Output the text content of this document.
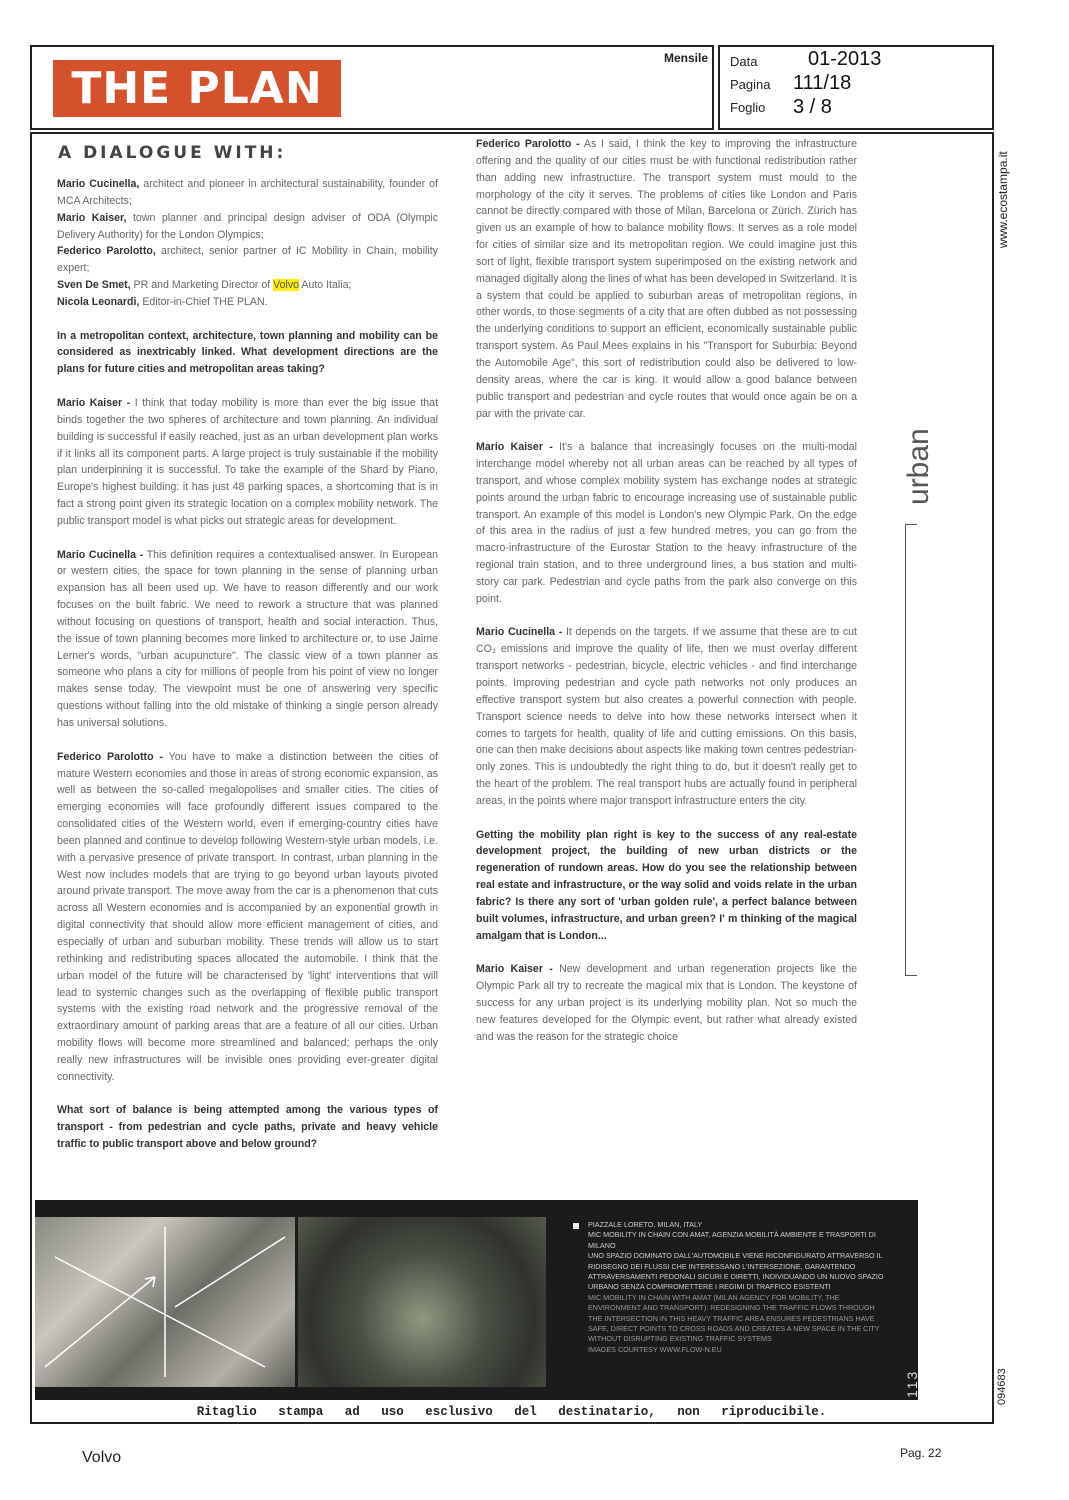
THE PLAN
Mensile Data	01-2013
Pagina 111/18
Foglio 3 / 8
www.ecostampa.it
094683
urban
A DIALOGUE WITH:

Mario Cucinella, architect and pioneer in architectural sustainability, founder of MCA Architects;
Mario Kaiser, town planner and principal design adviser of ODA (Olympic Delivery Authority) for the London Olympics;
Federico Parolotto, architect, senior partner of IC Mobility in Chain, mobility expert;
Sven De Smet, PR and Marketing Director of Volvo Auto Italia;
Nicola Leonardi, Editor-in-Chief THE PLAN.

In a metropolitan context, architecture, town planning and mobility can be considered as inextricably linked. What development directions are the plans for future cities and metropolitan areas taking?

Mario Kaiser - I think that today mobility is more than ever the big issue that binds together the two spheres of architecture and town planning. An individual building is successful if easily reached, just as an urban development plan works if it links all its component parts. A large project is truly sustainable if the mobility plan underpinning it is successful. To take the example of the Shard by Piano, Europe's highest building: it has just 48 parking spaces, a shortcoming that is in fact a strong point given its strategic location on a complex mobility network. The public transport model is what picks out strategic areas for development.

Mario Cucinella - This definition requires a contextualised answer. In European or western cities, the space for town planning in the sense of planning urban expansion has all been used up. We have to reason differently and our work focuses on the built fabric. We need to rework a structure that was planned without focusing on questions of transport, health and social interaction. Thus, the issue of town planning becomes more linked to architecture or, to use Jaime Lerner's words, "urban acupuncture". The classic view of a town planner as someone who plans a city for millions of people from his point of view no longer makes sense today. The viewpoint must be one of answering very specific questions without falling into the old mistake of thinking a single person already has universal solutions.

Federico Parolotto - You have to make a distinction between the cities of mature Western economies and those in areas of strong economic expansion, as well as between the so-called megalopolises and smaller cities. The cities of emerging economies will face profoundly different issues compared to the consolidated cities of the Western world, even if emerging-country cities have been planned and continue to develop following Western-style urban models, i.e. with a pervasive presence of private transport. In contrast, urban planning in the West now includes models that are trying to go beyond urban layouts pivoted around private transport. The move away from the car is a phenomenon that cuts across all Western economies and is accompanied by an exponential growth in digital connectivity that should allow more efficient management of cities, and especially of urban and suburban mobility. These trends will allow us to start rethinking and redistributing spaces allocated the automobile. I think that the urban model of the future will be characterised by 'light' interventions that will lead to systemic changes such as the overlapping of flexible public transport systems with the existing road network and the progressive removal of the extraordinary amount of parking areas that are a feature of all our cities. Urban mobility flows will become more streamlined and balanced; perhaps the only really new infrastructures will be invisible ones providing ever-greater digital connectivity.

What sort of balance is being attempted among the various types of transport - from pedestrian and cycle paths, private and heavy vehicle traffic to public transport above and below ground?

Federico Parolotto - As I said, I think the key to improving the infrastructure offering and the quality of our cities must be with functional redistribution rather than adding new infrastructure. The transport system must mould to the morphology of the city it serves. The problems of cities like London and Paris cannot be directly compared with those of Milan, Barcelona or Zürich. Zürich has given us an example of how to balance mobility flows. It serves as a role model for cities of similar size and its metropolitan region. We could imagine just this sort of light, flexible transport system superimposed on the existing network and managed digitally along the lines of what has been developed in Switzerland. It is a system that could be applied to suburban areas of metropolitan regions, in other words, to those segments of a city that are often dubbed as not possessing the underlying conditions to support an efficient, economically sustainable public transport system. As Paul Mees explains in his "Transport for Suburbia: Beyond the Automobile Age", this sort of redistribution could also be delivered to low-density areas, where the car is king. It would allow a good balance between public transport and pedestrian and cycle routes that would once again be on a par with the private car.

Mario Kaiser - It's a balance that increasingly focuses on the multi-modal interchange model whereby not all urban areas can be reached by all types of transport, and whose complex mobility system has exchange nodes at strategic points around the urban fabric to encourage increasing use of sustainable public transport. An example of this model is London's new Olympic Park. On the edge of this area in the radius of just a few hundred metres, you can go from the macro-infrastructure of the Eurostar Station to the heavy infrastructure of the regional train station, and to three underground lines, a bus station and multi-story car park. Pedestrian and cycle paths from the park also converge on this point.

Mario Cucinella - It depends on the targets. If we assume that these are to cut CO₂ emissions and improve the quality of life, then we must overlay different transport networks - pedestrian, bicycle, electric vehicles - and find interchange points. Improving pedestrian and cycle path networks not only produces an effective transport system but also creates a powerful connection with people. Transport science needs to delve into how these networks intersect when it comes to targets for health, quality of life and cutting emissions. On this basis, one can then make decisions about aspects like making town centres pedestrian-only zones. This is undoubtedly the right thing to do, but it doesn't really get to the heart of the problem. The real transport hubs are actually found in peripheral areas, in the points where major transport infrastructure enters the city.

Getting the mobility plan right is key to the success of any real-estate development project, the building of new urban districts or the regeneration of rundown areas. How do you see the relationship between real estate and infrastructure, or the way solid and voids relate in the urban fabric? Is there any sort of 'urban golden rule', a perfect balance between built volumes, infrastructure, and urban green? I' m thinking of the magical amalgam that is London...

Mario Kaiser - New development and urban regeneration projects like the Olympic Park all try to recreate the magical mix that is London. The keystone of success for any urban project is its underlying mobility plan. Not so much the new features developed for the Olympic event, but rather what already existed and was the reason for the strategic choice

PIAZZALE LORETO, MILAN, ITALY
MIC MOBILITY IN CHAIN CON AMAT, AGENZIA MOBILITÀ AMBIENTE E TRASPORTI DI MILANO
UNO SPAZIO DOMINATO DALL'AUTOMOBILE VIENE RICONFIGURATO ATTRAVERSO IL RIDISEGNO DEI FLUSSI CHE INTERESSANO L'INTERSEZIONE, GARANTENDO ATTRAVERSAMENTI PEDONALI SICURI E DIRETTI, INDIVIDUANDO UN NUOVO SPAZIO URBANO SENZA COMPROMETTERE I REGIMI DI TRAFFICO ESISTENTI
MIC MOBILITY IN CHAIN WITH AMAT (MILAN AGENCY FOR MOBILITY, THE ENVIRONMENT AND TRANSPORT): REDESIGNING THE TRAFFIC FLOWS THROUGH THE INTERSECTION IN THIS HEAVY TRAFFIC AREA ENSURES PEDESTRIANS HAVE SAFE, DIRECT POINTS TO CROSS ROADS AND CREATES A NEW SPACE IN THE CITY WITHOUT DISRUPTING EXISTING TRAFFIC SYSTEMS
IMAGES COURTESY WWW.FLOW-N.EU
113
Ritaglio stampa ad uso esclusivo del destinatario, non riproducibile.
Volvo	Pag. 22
================
The listing above must be printed again exactly, minus its pictures.

Solution for this problem:
Output the text content of this document.
THE PLAN
Mensile Data	01-2013
Pagina 111/18
Foglio 3 / 8
www.ecostampa.it
094683
urban
A DIALOGUE WITH:

Mario Cucinella, architect and pioneer in architectural sustainability, founder of MCA Architects;
Mario Kaiser, town planner and principal design adviser of ODA (Olympic Delivery Authority) for the London Olympics;
Federico Parolotto, architect, senior partner of IC Mobility in Chain, mobility expert;
Sven De Smet, PR and Marketing Director of Volvo Auto Italia;
Nicola Leonardi, Editor-in-Chief THE PLAN.

In a metropolitan context, architecture, town planning and mobility can be considered as inextricably linked. What development directions are the plans for future cities and metropolitan areas taking?

Mario Kaiser - I think that today mobility is more than ever the big issue that binds together the two spheres of architecture and town planning. An individual building is successful if easily reached, just as an urban development plan works if it links all its component parts. A large project is truly sustainable if the mobility plan underpinning it is successful. To take the example of the Shard by Piano, Europe's highest building: it has just 48 parking spaces, a shortcoming that is in fact a strong point given its strategic location on a complex mobility network. The public transport model is what picks out strategic areas for development.

Mario Cucinella - This definition requires a contextualised answer. In European or western cities, the space for town planning in the sense of planning urban expansion has all been used up. We have to reason differently and our work focuses on the built fabric. We need to rework a structure that was planned without focusing on questions of transport, health and social interaction. Thus, the issue of town planning becomes more linked to architecture or, to use Jaime Lerner's words, "urban acupuncture". The classic view of a town planner as someone who plans a city for millions of people from his point of view no longer makes sense today. The viewpoint must be one of answering very specific questions without falling into the old mistake of thinking a single person already has universal solutions.

Federico Parolotto - You have to make a distinction between the cities of mature Western economies and those in areas of strong economic expansion, as well as between the so-called megalopolises and smaller cities. The cities of emerging economies will face profoundly different issues compared to the consolidated cities of the Western world, even if emerging-country cities have been planned and continue to develop following Western-style urban models, i.e. with a pervasive presence of private transport. In contrast, urban planning in the West now includes models that are trying to go beyond urban layouts pivoted around private transport. The move away from the car is a phenomenon that cuts across all Western economies and is accompanied by an exponential growth in digital connectivity that should allow more efficient management of cities, and especially of urban and suburban mobility. These trends will allow us to start rethinking and redistributing spaces allocated the automobile. I think that the urban model of the future will be characterised by 'light' interventions that will lead to systemic changes such as the overlapping of flexible public transport systems with the existing road network and the progressive removal of the extraordinary amount of parking areas that are a feature of all our cities. Urban mobility flows will become more streamlined and balanced; perhaps the only really new infrastructures will be invisible ones providing ever-greater digital connectivity.

What sort of balance is being attempted among the various types of transport - from pedestrian and cycle paths, private and heavy vehicle traffic to public transport above and below ground?

Federico Parolotto - As I said, I think the key to improving the infrastructure offering and the quality of our cities must be with functional redistribution rather than adding new infrastructure. The transport system must mould to the morphology of the city it serves. The problems of cities like London and Paris cannot be directly compared with those of Milan, Barcelona or Zürich. Zürich has given us an example of how to balance mobility flows. It serves as a role model for cities of similar size and its metropolitan region. We could imagine just this sort of light, flexible transport system superimposed on the existing network and managed digitally along the lines of what has been developed in Switzerland. It is a system that could be applied to suburban areas of metropolitan regions, in other words, to those segments of a city that are often dubbed as not possessing the underlying conditions to support an efficient, economically sustainable public transport system. As Paul Mees explains in his "Transport for Suburbia: Beyond the Automobile Age", this sort of redistribution could also be delivered to low-density areas, where the car is king. It would allow a good balance between public transport and pedestrian and cycle routes that would once again be on a par with the private car.

Mario Kaiser - It's a balance that increasingly focuses on the multi-modal interchange model whereby not all urban areas can be reached by all types of transport, and whose complex mobility system has exchange nodes at strategic points around the urban fabric to encourage increasing use of sustainable public transport. An example of this model is London's new Olympic Park. On the edge of this area in the radius of just a few hundred metres, you can go from the macro-infrastructure of the Eurostar Station to the heavy infrastructure of the regional train station, and to three underground lines, a bus station and multi-story car park. Pedestrian and cycle paths from the park also converge on this point.

Mario Cucinella - It depends on the targets. If we assume that these are to cut CO₂ emissions and improve the quality of life, then we must overlay different transport networks - pedestrian, bicycle, electric vehicles - and find interchange points. Improving pedestrian and cycle path networks not only produces an effective transport system but also creates a powerful connection with people. Transport science needs to delve into how these networks intersect when it comes to targets for health, quality of life and cutting emissions. On this basis, one can then make decisions about aspects like making town centres pedestrian-only zones. This is undoubtedly the right thing to do, but it doesn't really get to the heart of the problem. The real transport hubs are actually found in peripheral areas, in the points where major transport infrastructure enters the city.

Getting the mobility plan right is key to the success of any real-estate development project, the building of new urban districts or the regeneration of rundown areas. How do you see the relationship between real estate and infrastructure, or the way solid and voids relate in the urban fabric? Is there any sort of 'urban golden rule', a perfect balance between built volumes, infrastructure, and urban green? I' m thinking of the magical amalgam that is London...

Mario Kaiser - New development and urban regeneration projects like the Olympic Park all try to recreate the magical mix that is London. The keystone of success for any urban project is its underlying mobility plan. Not so much the new features developed for the Olympic event, but rather what already existed and was the reason for the strategic choice

PIAZZALE LORETO, MILAN, ITALY
MIC MOBILITY IN CHAIN CON AMAT, AGENZIA MOBILITÀ AMBIENTE E TRASPORTI DI MILANO
UNO SPAZIO DOMINATO DALL'AUTOMOBILE VIENE RICONFIGURATO ATTRAVERSO IL RIDISEGNO DEI FLUSSI CHE INTERESSANO L'INTERSEZIONE, GARANTENDO ATTRAVERSAMENTI PEDONALI SICURI E DIRETTI, INDIVIDUANDO UN NUOVO SPAZIO URBANO SENZA COMPROMETTERE I REGIMI DI TRAFFICO ESISTENTI
MIC MOBILITY IN CHAIN WITH AMAT (MILAN AGENCY FOR MOBILITY, THE ENVIRONMENT AND TRANSPORT): REDESIGNING THE TRAFFIC FLOWS THROUGH THE INTERSECTION IN THIS HEAVY TRAFFIC AREA ENSURES PEDESTRIANS HAVE SAFE, DIRECT POINTS TO CROSS ROADS AND CREATES A NEW SPACE IN THE CITY WITHOUT DISRUPTING EXISTING TRAFFIC SYSTEMS
IMAGES COURTESY WWW.FLOW-N.EU
113
Ritaglio stampa ad uso esclusivo del destinatario, non riproducibile.
Volvo	Pag. 22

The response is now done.